→ Data supplied:
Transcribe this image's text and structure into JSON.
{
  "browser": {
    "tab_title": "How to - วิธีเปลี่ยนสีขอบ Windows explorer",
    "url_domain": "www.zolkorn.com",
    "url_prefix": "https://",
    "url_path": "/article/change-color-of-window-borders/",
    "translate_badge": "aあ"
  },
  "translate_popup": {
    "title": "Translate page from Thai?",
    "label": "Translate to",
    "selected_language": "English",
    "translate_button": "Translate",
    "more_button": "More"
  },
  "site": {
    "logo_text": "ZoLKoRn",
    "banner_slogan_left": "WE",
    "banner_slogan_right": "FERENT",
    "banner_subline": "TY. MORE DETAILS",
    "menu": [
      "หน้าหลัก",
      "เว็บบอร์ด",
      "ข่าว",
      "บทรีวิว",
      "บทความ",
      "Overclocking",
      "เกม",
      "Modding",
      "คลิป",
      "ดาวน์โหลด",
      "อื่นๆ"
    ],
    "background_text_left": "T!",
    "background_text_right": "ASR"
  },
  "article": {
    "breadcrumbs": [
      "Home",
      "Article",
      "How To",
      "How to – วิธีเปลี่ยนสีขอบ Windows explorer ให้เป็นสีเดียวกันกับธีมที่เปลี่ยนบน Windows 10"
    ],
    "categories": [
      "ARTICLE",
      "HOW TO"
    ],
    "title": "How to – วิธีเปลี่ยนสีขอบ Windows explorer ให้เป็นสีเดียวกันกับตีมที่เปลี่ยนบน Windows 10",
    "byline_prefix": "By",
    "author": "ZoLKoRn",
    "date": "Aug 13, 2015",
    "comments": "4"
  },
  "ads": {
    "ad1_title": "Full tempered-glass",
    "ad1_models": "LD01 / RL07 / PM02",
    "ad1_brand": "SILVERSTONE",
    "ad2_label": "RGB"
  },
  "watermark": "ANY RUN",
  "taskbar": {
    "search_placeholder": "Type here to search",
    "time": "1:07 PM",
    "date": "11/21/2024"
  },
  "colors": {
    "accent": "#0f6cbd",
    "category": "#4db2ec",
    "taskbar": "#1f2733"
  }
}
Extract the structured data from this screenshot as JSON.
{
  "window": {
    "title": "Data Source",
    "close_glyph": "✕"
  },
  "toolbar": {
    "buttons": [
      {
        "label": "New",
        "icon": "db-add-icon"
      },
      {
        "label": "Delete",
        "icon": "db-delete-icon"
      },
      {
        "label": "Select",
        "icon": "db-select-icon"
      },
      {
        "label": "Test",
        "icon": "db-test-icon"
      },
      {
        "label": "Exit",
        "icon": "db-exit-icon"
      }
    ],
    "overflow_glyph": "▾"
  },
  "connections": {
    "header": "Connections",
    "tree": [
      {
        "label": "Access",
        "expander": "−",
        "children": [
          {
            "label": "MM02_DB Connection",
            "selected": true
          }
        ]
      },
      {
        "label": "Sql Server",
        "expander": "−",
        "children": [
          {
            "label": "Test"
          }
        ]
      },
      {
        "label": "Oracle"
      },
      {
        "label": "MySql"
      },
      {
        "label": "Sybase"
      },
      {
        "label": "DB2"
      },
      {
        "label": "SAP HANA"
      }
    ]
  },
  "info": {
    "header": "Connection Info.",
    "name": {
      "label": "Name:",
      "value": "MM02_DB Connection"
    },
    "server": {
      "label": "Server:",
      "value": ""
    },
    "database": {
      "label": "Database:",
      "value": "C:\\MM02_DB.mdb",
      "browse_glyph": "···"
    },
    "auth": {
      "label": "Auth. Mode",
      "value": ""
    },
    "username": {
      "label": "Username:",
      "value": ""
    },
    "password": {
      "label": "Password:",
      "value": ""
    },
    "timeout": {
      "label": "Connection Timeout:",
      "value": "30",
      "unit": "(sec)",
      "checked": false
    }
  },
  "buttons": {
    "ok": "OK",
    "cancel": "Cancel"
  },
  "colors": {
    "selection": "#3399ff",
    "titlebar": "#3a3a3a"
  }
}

→ Problem details: Print the records above in full, exactly.

→ Complete response:
Transcribe this image's text and structure into JSON.
{
  "browser": {
    "tab_title": "How to - วิธีเปลี่ยนสีขอบ Windows explorer",
    "url_domain": "www.zolkorn.com",
    "url_prefix": "https://",
    "url_path": "/article/change-color-of-window-borders/",
    "translate_badge": "aあ"
  },
  "translate_popup": {
    "title": "Translate page from Thai?",
    "label": "Translate to",
    "selected_language": "English",
    "translate_button": "Translate",
    "more_button": "More"
  },
  "site": {
    "logo_text": "ZoLKoRn",
    "banner_slogan_left": "WE",
    "banner_slogan_right": "FERENT",
    "banner_subline": "TY. MORE DETAILS",
    "menu": [
      "หน้าหลัก",
      "เว็บบอร์ด",
      "ข่าว",
      "บทรีวิว",
      "บทความ",
      "Overclocking",
      "เกม",
      "Modding",
      "คลิป",
      "ดาวน์โหลด",
      "อื่นๆ"
    ],
    "background_text_left": "T!",
    "background_text_right": "ASR"
  },
  "article": {
    "breadcrumbs": [
      "Home",
      "Article",
      "How To",
      "How to – วิธีเปลี่ยนสีขอบ Windows explorer ให้เป็นสีเดียวกันกับธีมที่เปลี่ยนบน Windows 10"
    ],
    "categories": [
      "ARTICLE",
      "HOW TO"
    ],
    "title": "How to – วิธีเปลี่ยนสีขอบ Windows explorer ให้เป็นสีเดียวกันกับตีมที่เปลี่ยนบน Windows 10",
    "byline_prefix": "By",
    "author": "ZoLKoRn",
    "date": "Aug 13, 2015",
    "comments": "4"
  },
  "ads": {
    "ad1_title": "Full tempered-glass",
    "ad1_models": "LD01 / RL07 / PM02",
    "ad1_brand": "SILVERSTONE",
    "ad2_label": "RGB"
  },
  "watermark": "ANY RUN",
  "taskbar": {
    "search_placeholder": "Type here to search",
    "time": "1:07 PM",
    "date": "11/21/2024"
  },
  "colors": {
    "accent": "#0f6cbd",
    "category": "#4db2ec",
    "taskbar": "#1f2733"
  }
}
Extract the structured data from this screenshot as JSON.
{
  "window": {
    "title": "Data Source",
    "close_glyph": "✕"
  },
  "toolbar": {
    "buttons": [
      {
        "label": "New",
        "icon": "db-add-icon"
      },
      {
        "label": "Delete",
        "icon": "db-delete-icon"
      },
      {
        "label": "Select",
        "icon": "db-select-icon"
      },
      {
        "label": "Test",
        "icon": "db-test-icon"
      },
      {
        "label": "Exit",
        "icon": "db-exit-icon"
      }
    ],
    "overflow_glyph": "▾"
  },
  "connections": {
    "header": "Connections",
    "tree": [
      {
        "label": "Access",
        "expander": "−",
        "children": [
          {
            "label": "MM02_DB Connection",
            "selected": true
          }
        ]
      },
      {
        "label": "Sql Server",
        "expander": "−",
        "children": [
          {
            "label": "Test"
          }
        ]
      },
      {
        "label": "Oracle"
      },
      {
        "label": "MySql"
      },
      {
        "label": "Sybase"
      },
      {
        "label": "DB2"
      },
      {
        "label": "SAP HANA"
      }
    ]
  },
  "info": {
    "header": "Connection Info.",
    "name": {
      "label": "Name:",
      "value": "MM02_DB Connection"
    },
    "server": {
      "label": "Server:",
      "value": ""
    },
    "database": {
      "label": "Database:",
      "value": "C:\\MM02_DB.mdb",
      "browse_glyph": "···"
    },
    "auth": {
      "label": "Auth. Mode",
      "value": ""
    },
    "username": {
      "label": "Username:",
      "value": ""
    },
    "password": {
      "label": "Password:",
      "value": ""
    },
    "timeout": {
      "label": "Connection Timeout:",
      "value": "30",
      "unit": "(sec)",
      "checked": false
    }
  },
  "buttons": {
    "ok": "OK",
    "cancel": "Cancel"
  },
  "colors": {
    "selection": "#3399ff",
    "titlebar": "#3a3a3a"
  }
}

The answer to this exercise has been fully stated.